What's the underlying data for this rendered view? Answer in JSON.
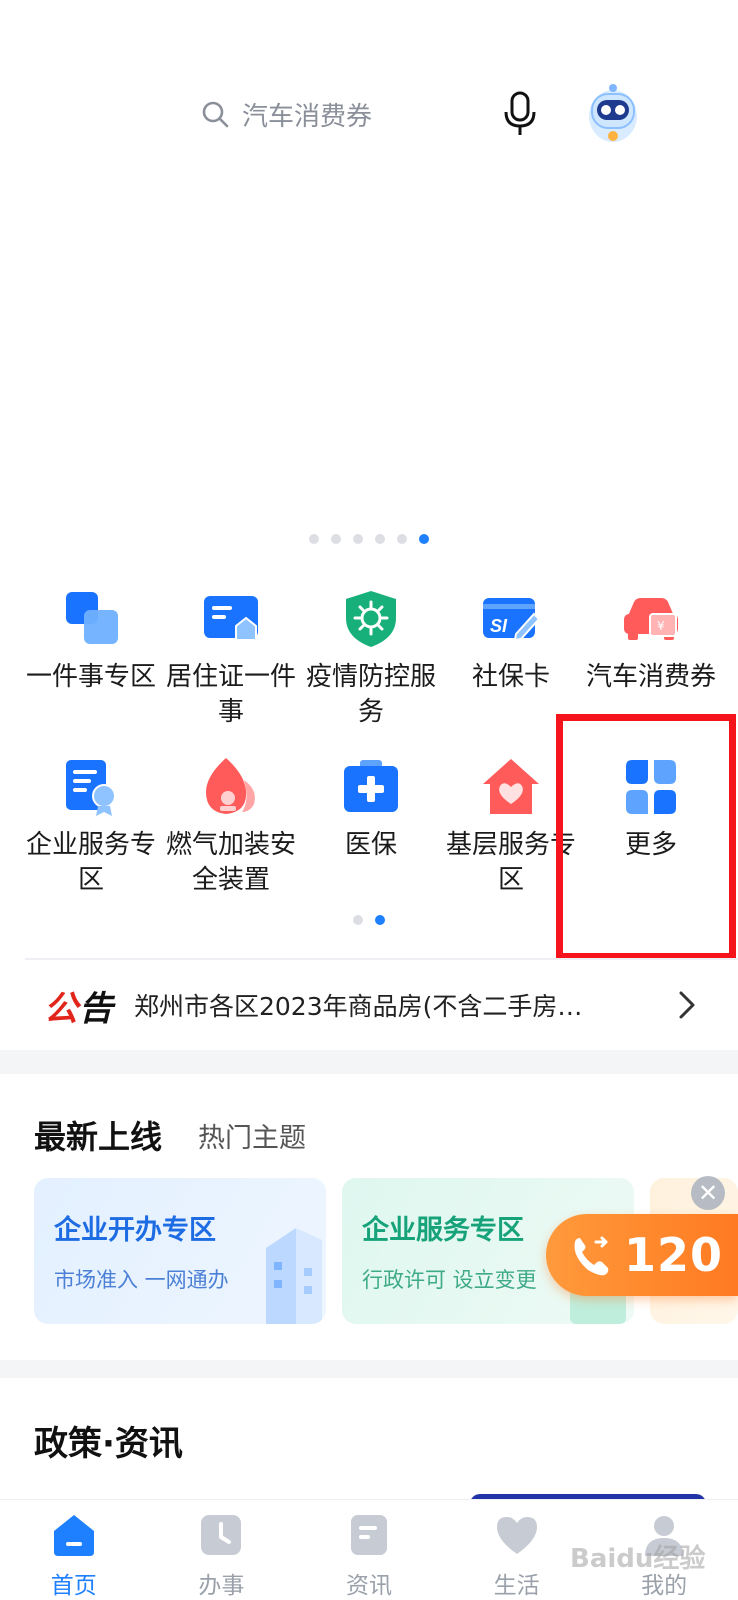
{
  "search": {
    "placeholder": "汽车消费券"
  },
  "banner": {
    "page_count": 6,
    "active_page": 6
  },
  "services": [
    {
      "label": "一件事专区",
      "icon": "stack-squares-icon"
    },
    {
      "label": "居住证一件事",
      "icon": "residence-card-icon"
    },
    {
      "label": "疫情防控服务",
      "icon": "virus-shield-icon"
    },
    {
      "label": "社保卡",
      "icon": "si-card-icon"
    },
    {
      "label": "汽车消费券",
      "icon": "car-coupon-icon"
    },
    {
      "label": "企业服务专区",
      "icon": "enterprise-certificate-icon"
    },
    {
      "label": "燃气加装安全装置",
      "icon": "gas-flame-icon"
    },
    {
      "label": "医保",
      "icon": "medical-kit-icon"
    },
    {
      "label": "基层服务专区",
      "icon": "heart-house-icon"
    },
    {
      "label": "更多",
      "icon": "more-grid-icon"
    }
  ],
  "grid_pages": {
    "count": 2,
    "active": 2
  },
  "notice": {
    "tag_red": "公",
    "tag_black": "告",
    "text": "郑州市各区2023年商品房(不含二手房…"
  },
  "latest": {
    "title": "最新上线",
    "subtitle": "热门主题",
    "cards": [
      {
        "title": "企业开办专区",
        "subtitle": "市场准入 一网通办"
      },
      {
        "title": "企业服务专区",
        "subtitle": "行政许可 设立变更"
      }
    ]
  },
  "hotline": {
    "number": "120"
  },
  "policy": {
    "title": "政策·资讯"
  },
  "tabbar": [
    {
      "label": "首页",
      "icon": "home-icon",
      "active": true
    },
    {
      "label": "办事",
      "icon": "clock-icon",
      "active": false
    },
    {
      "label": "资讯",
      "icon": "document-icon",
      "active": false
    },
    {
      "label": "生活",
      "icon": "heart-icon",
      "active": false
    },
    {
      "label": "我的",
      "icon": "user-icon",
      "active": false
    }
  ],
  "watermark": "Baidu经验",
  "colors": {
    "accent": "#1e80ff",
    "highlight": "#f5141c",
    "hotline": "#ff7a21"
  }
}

...

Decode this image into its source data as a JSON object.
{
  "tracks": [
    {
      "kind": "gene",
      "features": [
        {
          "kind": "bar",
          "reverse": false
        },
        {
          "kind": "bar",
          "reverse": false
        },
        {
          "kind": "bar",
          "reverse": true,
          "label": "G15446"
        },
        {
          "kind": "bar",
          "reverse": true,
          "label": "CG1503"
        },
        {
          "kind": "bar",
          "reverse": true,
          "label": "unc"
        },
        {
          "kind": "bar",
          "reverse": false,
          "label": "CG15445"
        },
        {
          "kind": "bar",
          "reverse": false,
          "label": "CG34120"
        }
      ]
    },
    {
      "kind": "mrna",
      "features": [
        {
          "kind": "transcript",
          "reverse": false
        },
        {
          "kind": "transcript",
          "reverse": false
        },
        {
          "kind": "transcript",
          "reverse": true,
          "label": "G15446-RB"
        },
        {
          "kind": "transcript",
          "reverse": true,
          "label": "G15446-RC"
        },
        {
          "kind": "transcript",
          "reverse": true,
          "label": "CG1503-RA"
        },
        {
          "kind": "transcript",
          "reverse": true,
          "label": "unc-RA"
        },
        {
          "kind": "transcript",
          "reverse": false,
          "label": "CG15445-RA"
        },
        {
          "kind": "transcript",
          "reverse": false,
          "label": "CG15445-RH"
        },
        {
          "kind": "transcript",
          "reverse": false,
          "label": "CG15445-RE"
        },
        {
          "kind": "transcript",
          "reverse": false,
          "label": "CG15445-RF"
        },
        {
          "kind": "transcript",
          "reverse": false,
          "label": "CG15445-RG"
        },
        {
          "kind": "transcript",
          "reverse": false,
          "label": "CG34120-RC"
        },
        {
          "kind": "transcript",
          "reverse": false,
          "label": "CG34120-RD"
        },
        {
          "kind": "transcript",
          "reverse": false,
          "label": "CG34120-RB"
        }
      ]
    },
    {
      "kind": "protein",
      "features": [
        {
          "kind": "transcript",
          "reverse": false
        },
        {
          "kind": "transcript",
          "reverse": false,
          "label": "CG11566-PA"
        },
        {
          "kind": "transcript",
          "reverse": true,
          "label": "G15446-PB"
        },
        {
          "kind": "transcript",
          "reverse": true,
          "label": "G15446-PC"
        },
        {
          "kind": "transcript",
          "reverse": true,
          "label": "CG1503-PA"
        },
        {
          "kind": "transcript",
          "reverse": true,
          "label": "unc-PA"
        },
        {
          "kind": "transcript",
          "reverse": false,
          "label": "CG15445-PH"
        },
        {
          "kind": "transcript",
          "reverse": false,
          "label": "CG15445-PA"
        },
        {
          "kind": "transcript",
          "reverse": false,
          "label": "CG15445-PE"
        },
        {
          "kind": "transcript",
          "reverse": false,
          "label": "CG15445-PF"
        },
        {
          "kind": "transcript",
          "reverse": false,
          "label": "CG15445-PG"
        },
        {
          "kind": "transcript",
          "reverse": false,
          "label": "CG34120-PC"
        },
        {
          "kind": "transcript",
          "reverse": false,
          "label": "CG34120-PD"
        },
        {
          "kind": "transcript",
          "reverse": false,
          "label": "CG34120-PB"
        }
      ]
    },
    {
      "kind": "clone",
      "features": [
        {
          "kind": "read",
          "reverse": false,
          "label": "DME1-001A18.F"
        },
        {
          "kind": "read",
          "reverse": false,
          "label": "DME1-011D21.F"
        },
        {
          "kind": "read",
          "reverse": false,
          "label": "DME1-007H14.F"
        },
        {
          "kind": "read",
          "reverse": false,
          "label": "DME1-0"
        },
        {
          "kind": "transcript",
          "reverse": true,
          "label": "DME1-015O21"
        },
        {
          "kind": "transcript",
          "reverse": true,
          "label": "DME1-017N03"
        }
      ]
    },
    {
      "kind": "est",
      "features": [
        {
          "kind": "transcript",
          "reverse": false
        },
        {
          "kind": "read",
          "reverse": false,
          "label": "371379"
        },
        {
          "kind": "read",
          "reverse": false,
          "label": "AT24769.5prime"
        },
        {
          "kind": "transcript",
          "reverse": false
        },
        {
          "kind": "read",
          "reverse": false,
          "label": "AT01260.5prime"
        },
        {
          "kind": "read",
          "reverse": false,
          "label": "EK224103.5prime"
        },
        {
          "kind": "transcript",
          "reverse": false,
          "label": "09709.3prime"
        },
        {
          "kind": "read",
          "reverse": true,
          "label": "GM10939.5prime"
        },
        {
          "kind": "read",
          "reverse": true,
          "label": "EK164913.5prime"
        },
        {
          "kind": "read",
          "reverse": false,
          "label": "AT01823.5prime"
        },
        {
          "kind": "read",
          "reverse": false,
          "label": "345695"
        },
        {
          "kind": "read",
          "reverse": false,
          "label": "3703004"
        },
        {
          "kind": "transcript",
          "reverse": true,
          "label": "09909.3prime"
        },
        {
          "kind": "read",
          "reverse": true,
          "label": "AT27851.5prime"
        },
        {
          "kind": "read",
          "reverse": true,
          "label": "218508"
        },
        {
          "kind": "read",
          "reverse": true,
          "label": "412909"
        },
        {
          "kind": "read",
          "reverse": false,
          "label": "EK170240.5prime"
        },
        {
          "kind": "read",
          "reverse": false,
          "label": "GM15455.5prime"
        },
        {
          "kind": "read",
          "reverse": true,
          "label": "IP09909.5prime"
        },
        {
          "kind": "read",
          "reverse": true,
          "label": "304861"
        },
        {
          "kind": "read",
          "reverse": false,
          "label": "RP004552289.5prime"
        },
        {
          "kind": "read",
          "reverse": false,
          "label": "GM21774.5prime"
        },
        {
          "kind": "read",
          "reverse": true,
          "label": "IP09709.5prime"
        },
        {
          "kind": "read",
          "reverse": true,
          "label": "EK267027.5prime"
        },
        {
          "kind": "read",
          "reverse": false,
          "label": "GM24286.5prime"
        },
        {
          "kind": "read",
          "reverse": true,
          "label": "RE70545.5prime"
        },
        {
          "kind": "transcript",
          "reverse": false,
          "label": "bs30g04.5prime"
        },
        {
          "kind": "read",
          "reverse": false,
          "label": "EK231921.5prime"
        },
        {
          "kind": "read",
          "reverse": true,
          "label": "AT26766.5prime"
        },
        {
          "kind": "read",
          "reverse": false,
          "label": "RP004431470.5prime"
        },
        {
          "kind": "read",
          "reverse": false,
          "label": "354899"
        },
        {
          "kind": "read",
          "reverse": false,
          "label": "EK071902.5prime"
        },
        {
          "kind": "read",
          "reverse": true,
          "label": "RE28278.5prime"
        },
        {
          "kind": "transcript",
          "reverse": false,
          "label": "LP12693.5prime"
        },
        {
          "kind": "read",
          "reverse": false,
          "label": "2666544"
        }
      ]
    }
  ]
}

Exercise
Which of the lines in the material carry the string "data"? Pull them out.

Solution below
What's the underlying data for this rendered view? Answer in JSON.
Decode this image into its source data as a JSON object.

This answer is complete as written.